▶ [STATED TASK]: Wherever the string "GameObjects" occurs in a line of these records, report that line.

Data listing
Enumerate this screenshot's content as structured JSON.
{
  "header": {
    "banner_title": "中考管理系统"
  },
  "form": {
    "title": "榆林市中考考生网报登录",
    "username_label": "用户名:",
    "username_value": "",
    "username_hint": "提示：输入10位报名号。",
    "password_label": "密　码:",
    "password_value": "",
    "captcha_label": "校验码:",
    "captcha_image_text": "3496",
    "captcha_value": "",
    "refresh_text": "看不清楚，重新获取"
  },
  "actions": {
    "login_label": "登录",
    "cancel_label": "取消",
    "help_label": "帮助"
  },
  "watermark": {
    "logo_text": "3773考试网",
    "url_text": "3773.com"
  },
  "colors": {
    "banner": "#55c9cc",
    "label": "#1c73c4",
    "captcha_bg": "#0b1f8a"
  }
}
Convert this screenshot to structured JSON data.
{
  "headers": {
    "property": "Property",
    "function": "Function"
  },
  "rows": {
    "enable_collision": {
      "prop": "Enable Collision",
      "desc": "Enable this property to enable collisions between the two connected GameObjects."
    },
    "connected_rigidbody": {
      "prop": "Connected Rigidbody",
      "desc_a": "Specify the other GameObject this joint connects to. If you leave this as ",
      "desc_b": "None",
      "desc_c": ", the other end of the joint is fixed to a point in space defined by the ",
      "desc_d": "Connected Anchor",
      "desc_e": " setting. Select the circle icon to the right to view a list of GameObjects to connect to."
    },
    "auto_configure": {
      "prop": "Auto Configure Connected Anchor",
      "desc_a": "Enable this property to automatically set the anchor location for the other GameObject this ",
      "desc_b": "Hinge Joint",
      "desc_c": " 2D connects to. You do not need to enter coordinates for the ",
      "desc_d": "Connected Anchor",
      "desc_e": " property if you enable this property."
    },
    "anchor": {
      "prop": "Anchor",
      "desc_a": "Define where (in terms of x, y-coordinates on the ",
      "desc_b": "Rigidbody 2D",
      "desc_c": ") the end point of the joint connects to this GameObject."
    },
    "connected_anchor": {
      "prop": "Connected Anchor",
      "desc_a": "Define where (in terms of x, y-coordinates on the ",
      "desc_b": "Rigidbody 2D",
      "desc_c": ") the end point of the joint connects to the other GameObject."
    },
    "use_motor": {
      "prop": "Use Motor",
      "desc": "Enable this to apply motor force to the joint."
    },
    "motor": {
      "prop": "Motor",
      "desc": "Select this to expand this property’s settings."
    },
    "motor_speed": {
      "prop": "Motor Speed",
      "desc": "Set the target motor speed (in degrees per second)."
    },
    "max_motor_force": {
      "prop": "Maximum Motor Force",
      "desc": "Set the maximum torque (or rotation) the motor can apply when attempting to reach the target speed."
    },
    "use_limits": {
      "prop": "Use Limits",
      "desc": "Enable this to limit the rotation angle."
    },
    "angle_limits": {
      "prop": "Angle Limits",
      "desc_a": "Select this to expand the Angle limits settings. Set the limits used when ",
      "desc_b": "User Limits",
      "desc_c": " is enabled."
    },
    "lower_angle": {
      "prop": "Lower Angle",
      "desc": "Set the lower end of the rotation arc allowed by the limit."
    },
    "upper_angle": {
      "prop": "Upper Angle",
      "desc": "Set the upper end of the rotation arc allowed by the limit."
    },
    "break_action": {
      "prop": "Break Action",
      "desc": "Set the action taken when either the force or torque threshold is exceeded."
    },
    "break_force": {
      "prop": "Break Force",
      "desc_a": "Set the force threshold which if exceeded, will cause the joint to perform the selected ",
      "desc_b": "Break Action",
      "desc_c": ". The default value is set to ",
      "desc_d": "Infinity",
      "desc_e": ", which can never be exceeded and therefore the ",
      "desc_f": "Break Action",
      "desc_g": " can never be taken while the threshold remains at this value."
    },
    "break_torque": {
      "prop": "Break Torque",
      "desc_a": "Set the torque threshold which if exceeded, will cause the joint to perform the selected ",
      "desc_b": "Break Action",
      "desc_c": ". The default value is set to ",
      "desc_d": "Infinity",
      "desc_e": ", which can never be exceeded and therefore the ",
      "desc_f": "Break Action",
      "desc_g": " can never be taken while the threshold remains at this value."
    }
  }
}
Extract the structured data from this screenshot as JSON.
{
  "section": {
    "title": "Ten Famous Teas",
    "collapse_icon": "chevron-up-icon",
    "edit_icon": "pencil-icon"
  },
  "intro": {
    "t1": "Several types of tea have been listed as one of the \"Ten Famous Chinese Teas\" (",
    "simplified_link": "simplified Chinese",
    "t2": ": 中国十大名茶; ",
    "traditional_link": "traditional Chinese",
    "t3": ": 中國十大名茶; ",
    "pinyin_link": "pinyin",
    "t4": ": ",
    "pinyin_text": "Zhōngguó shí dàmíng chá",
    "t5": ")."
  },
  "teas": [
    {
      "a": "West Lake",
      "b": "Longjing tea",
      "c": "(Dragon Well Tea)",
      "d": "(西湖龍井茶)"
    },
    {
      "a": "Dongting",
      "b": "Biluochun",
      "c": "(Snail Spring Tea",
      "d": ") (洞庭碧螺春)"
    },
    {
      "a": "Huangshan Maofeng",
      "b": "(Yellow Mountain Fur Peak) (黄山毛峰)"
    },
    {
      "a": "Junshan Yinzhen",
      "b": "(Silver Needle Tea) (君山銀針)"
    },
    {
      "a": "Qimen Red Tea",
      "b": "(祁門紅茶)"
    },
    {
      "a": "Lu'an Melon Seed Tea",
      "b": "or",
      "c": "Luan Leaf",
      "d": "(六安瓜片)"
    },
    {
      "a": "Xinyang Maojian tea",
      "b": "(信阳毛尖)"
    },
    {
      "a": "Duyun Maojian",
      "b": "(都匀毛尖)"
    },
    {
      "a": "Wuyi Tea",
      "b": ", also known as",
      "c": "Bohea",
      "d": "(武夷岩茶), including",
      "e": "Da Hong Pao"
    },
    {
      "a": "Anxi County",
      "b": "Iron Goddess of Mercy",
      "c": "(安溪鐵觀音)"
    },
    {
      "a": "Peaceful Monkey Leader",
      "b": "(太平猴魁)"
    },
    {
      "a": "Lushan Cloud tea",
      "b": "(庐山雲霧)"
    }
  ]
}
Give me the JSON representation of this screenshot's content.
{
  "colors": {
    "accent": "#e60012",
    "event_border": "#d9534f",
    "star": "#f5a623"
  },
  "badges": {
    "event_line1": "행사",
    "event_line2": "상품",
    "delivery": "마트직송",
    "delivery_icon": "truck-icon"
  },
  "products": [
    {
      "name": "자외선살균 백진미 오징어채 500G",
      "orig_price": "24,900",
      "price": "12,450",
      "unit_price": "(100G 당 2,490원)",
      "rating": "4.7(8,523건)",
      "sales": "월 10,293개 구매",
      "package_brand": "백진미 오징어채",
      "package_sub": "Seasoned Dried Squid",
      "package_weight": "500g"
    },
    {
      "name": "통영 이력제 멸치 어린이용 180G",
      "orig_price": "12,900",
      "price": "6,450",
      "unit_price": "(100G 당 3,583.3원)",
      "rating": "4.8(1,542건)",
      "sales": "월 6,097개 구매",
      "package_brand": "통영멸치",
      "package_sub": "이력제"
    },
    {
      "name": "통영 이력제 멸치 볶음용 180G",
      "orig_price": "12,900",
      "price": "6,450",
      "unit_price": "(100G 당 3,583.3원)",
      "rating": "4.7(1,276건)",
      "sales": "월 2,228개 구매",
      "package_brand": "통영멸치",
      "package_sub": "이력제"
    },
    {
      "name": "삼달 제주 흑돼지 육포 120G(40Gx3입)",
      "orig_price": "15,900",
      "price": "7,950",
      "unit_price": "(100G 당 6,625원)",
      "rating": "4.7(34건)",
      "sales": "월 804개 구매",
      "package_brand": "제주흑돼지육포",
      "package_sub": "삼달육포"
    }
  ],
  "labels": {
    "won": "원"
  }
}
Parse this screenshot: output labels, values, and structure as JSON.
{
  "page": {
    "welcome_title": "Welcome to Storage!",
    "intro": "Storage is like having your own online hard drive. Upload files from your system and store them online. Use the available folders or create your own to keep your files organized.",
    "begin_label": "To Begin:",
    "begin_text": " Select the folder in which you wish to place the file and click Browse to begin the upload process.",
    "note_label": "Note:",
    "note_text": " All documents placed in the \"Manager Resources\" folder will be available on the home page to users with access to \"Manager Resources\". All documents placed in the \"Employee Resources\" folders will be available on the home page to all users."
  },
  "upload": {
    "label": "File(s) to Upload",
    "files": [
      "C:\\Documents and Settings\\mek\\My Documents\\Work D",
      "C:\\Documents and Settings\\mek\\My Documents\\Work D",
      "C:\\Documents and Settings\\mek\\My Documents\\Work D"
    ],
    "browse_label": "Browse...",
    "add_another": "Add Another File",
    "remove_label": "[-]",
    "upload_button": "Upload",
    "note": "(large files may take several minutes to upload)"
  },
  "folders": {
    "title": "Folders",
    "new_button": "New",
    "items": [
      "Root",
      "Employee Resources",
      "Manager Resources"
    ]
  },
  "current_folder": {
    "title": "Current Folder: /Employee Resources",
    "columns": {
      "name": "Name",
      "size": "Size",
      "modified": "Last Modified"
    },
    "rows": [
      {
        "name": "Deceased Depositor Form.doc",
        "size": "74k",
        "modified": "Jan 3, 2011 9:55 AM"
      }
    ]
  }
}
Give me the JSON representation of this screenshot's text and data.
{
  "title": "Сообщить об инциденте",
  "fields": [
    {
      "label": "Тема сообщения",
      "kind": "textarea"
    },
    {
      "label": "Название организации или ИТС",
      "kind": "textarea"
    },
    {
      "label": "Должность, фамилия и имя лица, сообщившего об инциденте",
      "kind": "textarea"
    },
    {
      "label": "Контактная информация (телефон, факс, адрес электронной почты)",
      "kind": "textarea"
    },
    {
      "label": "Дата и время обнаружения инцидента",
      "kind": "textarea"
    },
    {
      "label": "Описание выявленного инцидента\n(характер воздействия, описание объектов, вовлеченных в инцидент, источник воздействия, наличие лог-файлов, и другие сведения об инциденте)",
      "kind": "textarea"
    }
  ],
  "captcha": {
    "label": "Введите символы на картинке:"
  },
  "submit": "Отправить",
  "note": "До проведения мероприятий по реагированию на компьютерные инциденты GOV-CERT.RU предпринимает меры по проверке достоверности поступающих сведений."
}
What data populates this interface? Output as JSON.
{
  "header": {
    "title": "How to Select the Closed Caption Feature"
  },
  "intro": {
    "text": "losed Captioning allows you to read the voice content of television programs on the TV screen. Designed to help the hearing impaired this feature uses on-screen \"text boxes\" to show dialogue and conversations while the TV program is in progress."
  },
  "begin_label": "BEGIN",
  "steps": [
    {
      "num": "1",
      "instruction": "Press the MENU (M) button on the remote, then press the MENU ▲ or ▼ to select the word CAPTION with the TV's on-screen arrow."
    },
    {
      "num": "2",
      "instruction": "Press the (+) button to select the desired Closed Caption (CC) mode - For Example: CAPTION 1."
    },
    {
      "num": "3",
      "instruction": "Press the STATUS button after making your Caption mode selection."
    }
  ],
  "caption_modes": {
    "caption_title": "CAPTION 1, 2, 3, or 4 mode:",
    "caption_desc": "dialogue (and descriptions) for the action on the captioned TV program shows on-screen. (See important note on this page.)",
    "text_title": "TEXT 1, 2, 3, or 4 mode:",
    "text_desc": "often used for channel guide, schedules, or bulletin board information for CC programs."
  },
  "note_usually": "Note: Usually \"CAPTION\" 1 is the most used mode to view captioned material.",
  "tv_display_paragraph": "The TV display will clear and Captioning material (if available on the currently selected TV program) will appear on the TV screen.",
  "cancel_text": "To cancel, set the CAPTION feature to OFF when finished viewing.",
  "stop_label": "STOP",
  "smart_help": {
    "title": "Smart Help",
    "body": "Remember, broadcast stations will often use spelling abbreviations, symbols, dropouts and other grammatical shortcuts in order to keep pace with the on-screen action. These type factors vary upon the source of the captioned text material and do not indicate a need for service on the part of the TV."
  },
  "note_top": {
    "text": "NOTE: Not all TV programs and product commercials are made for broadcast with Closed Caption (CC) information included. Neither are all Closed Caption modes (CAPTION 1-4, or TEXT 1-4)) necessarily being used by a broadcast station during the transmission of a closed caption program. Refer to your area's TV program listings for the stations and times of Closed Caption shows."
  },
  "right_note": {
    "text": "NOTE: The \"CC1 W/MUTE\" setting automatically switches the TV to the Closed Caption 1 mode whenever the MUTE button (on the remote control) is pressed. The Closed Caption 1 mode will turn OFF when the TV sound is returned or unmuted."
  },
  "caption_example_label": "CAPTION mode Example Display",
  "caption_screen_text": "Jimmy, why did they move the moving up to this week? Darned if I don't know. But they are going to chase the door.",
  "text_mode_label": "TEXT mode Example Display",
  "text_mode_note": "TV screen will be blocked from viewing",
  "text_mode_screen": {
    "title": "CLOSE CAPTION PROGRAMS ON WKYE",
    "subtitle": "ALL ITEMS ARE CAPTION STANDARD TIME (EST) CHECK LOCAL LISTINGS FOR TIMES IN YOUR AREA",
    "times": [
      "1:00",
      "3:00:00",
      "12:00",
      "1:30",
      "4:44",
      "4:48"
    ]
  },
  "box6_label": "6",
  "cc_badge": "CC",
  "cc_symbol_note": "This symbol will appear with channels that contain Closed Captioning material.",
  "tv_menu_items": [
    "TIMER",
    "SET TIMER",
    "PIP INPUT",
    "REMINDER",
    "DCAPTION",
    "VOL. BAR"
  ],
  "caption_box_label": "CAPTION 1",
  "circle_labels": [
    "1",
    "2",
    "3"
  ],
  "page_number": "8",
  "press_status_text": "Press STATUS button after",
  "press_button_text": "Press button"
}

▶ [TASK RESPONSE]:
      "desc": "Enable this property to enable collisions between the two connected GameObjects."
      "desc_e": " setting. Select the circle icon to the right to view a list of GameObjects to connect to."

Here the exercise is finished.